→ What the task requires: Reproduce all of the records exactly.

--- Begin The data ---

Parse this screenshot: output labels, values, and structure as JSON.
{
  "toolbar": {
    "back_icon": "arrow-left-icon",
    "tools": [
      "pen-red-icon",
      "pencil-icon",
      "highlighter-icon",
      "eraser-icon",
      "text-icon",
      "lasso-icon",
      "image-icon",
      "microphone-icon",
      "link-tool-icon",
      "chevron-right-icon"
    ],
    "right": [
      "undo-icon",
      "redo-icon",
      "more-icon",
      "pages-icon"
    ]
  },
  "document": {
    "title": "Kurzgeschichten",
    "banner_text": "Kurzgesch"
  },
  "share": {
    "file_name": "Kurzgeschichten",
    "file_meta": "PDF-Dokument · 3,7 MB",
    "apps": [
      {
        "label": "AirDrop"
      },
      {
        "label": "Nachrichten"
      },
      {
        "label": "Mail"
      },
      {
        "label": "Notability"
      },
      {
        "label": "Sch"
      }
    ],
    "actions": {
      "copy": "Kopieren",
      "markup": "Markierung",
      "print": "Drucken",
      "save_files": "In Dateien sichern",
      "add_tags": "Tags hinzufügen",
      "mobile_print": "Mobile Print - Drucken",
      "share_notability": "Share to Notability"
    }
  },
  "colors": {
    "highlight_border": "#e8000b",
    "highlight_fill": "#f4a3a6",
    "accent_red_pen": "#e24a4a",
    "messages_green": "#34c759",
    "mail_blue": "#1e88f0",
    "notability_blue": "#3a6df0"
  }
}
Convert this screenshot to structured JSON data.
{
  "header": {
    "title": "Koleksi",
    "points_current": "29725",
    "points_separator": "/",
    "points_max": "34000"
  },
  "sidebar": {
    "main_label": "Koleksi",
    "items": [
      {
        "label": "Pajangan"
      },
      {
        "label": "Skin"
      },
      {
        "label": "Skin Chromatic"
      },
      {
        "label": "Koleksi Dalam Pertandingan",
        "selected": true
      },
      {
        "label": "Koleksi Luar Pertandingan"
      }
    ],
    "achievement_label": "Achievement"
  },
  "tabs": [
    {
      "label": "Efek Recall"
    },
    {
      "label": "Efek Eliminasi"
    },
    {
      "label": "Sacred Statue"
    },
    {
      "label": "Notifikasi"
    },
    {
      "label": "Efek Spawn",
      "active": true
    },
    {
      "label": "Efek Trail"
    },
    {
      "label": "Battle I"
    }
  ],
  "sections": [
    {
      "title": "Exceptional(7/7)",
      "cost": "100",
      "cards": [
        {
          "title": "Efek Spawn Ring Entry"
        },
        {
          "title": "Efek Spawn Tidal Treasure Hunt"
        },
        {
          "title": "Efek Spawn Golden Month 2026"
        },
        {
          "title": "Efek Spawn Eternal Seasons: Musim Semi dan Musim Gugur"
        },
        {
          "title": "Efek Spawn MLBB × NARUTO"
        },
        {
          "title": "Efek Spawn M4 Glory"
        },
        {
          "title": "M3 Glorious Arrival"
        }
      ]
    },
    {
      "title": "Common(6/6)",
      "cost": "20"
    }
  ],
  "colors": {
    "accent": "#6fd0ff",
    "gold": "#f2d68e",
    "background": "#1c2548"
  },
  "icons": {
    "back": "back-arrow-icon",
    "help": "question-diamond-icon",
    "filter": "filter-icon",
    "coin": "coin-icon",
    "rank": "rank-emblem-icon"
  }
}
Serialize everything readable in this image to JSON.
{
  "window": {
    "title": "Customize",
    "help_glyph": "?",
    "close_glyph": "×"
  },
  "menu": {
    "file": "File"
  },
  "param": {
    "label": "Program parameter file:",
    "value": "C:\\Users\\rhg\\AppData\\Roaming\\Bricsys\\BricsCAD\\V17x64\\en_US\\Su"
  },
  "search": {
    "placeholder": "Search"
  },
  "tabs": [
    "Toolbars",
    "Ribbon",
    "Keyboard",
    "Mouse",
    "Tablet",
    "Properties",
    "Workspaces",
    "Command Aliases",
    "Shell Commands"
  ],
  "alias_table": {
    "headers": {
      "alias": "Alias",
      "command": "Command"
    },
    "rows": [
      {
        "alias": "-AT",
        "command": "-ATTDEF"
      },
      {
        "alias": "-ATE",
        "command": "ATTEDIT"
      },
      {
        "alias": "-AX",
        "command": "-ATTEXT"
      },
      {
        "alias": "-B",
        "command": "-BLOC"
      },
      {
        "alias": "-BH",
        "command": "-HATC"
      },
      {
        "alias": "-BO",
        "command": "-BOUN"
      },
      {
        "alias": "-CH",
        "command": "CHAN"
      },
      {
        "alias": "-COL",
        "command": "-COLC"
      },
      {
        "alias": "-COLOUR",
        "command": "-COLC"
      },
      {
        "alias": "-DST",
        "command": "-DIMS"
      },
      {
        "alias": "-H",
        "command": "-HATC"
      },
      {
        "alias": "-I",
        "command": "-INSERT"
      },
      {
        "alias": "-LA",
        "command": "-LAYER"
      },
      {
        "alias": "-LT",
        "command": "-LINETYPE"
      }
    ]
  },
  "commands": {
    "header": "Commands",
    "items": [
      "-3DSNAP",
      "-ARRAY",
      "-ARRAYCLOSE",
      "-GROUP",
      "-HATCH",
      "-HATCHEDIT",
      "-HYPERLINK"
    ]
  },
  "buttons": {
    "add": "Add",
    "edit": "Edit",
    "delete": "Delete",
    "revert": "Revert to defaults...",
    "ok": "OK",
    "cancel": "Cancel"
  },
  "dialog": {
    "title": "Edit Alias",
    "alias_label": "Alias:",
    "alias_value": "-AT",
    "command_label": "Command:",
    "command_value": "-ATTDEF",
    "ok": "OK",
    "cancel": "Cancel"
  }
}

--- End The data ---

→ Final answer:
Parse this screenshot: output labels, values, and structure as JSON.
{
  "toolbar": {
    "back_icon": "arrow-left-icon",
    "tools": [
      "pen-red-icon",
      "pencil-icon",
      "highlighter-icon",
      "eraser-icon",
      "text-icon",
      "lasso-icon",
      "image-icon",
      "microphone-icon",
      "link-tool-icon",
      "chevron-right-icon"
    ],
    "right": [
      "undo-icon",
      "redo-icon",
      "more-icon",
      "pages-icon"
    ]
  },
  "document": {
    "title": "Kurzgeschichten",
    "banner_text": "Kurzgesch"
  },
  "share": {
    "file_name": "Kurzgeschichten",
    "file_meta": "PDF-Dokument · 3,7 MB",
    "apps": [
      {
        "label": "AirDrop"
      },
      {
        "label": "Nachrichten"
      },
      {
        "label": "Mail"
      },
      {
        "label": "Notability"
      },
      {
        "label": "Sch"
      }
    ],
    "actions": {
      "copy": "Kopieren",
      "markup": "Markierung",
      "print": "Drucken",
      "save_files": "In Dateien sichern",
      "add_tags": "Tags hinzufügen",
      "mobile_print": "Mobile Print - Drucken",
      "share_notability": "Share to Notability"
    }
  },
  "colors": {
    "highlight_border": "#e8000b",
    "highlight_fill": "#f4a3a6",
    "accent_red_pen": "#e24a4a",
    "messages_green": "#34c759",
    "mail_blue": "#1e88f0",
    "notability_blue": "#3a6df0"
  }
}
Convert this screenshot to structured JSON data.
{
  "header": {
    "title": "Koleksi",
    "points_current": "29725",
    "points_separator": "/",
    "points_max": "34000"
  },
  "sidebar": {
    "main_label": "Koleksi",
    "items": [
      {
        "label": "Pajangan"
      },
      {
        "label": "Skin"
      },
      {
        "label": "Skin Chromatic"
      },
      {
        "label": "Koleksi Dalam Pertandingan",
        "selected": true
      },
      {
        "label": "Koleksi Luar Pertandingan"
      }
    ],
    "achievement_label": "Achievement"
  },
  "tabs": [
    {
      "label": "Efek Recall"
    },
    {
      "label": "Efek Eliminasi"
    },
    {
      "label": "Sacred Statue"
    },
    {
      "label": "Notifikasi"
    },
    {
      "label": "Efek Spawn",
      "active": true
    },
    {
      "label": "Efek Trail"
    },
    {
      "label": "Battle I"
    }
  ],
  "sections": [
    {
      "title": "Exceptional(7/7)",
      "cost": "100",
      "cards": [
        {
          "title": "Efek Spawn Ring Entry"
        },
        {
          "title": "Efek Spawn Tidal Treasure Hunt"
        },
        {
          "title": "Efek Spawn Golden Month 2026"
        },
        {
          "title": "Efek Spawn Eternal Seasons: Musim Semi dan Musim Gugur"
        },
        {
          "title": "Efek Spawn MLBB × NARUTO"
        },
        {
          "title": "Efek Spawn M4 Glory"
        },
        {
          "title": "M3 Glorious Arrival"
        }
      ]
    },
    {
      "title": "Common(6/6)",
      "cost": "20"
    }
  ],
  "colors": {
    "accent": "#6fd0ff",
    "gold": "#f2d68e",
    "background": "#1c2548"
  },
  "icons": {
    "back": "back-arrow-icon",
    "help": "question-diamond-icon",
    "filter": "filter-icon",
    "coin": "coin-icon",
    "rank": "rank-emblem-icon"
  }
}
Serialize everything readable in this image to JSON.
{
  "window": {
    "title": "Customize",
    "help_glyph": "?",
    "close_glyph": "×"
  },
  "menu": {
    "file": "File"
  },
  "param": {
    "label": "Program parameter file:",
    "value": "C:\\Users\\rhg\\AppData\\Roaming\\Bricsys\\BricsCAD\\V17x64\\en_US\\Su"
  },
  "search": {
    "placeholder": "Search"
  },
  "tabs": [
    "Toolbars",
    "Ribbon",
    "Keyboard",
    "Mouse",
    "Tablet",
    "Properties",
    "Workspaces",
    "Command Aliases",
    "Shell Commands"
  ],
  "alias_table": {
    "headers": {
      "alias": "Alias",
      "command": "Command"
    },
    "rows": [
      {
        "alias": "-AT",
        "command": "-ATTDEF"
      },
      {
        "alias": "-ATE",
        "command": "ATTEDIT"
      },
      {
        "alias": "-AX",
        "command": "-ATTEXT"
      },
      {
        "alias": "-B",
        "command": "-BLOC"
      },
      {
        "alias": "-BH",
        "command": "-HATC"
      },
      {
        "alias": "-BO",
        "command": "-BOUN"
      },
      {
        "alias": "-CH",
        "command": "CHAN"
      },
      {
        "alias": "-COL",
        "command": "-COLC"
      },
      {
        "alias": "-COLOUR",
        "command": "-COLC"
      },
      {
        "alias": "-DST",
        "command": "-DIMS"
      },
      {
        "alias": "-H",
        "command": "-HATC"
      },
      {
        "alias": "-I",
        "command": "-INSERT"
      },
      {
        "alias": "-LA",
        "command": "-LAYER"
      },
      {
        "alias": "-LT",
        "command": "-LINETYPE"
      }
    ]
  },
  "commands": {
    "header": "Commands",
    "items": [
      "-3DSNAP",
      "-ARRAY",
      "-ARRAYCLOSE",
      "-GROUP",
      "-HATCH",
      "-HATCHEDIT",
      "-HYPERLINK"
    ]
  },
  "buttons": {
    "add": "Add",
    "edit": "Edit",
    "delete": "Delete",
    "revert": "Revert to defaults...",
    "ok": "OK",
    "cancel": "Cancel"
  },
  "dialog": {
    "title": "Edit Alias",
    "alias_label": "Alias:",
    "alias_value": "-AT",
    "command_label": "Command:",
    "command_value": "-ATTDEF",
    "ok": "OK",
    "cancel": "Cancel"
  }
}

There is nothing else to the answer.